* _Given problem_
Transcribe the records that follow in their entirety, omitting any pictures.

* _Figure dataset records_
-=-=-

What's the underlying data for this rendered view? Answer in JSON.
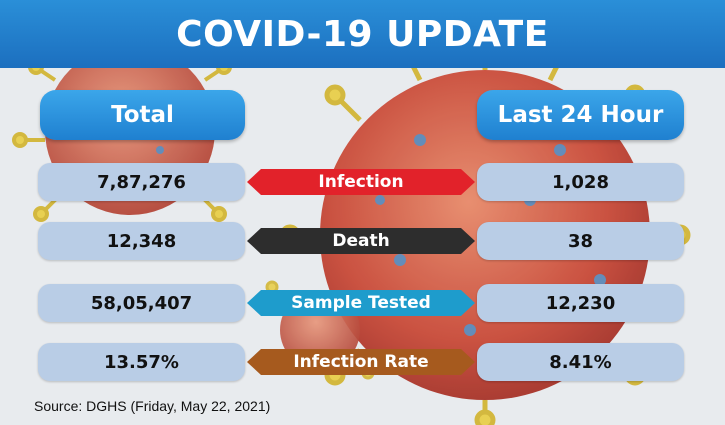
{
  "title": "COVID-19 UPDATE",
  "headers": {
    "left": "Total",
    "right": "Last 24 Hour"
  },
  "rows": [
    {
      "label": "Infection",
      "total": "7,87,276",
      "last24": "1,028",
      "color": "#e2222a"
    },
    {
      "label": "Death",
      "total": "12,348",
      "last24": "38",
      "color": "#2d2d2d"
    },
    {
      "label": "Sample Tested",
      "total": "58,05,407",
      "last24": "12,230",
      "color": "#1e9ccc"
    },
    {
      "label": "Infection Rate",
      "total": "13.57%",
      "last24": "8.41%",
      "color": "#a65a1e"
    }
  ],
  "source": "Source: DGHS (Friday, May 22, 2021)"
}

-=-=-

* _Result of the task_
What's the underlying data for this rendered view? Answer in JSON.
{
  "title": "COVID-19 UPDATE",
  "headers": {
    "left": "Total",
    "right": "Last 24 Hour"
  },
  "rows": [
    {
      "label": "Infection",
      "total": "7,87,276",
      "last24": "1,028",
      "color": "#e2222a"
    },
    {
      "label": "Death",
      "total": "12,348",
      "last24": "38",
      "color": "#2d2d2d"
    },
    {
      "label": "Sample Tested",
      "total": "58,05,407",
      "last24": "12,230",
      "color": "#1e9ccc"
    },
    {
      "label": "Infection Rate",
      "total": "13.57%",
      "last24": "8.41%",
      "color": "#a65a1e"
    }
  ],
  "source": "Source: DGHS (Friday, May 22, 2021)"
}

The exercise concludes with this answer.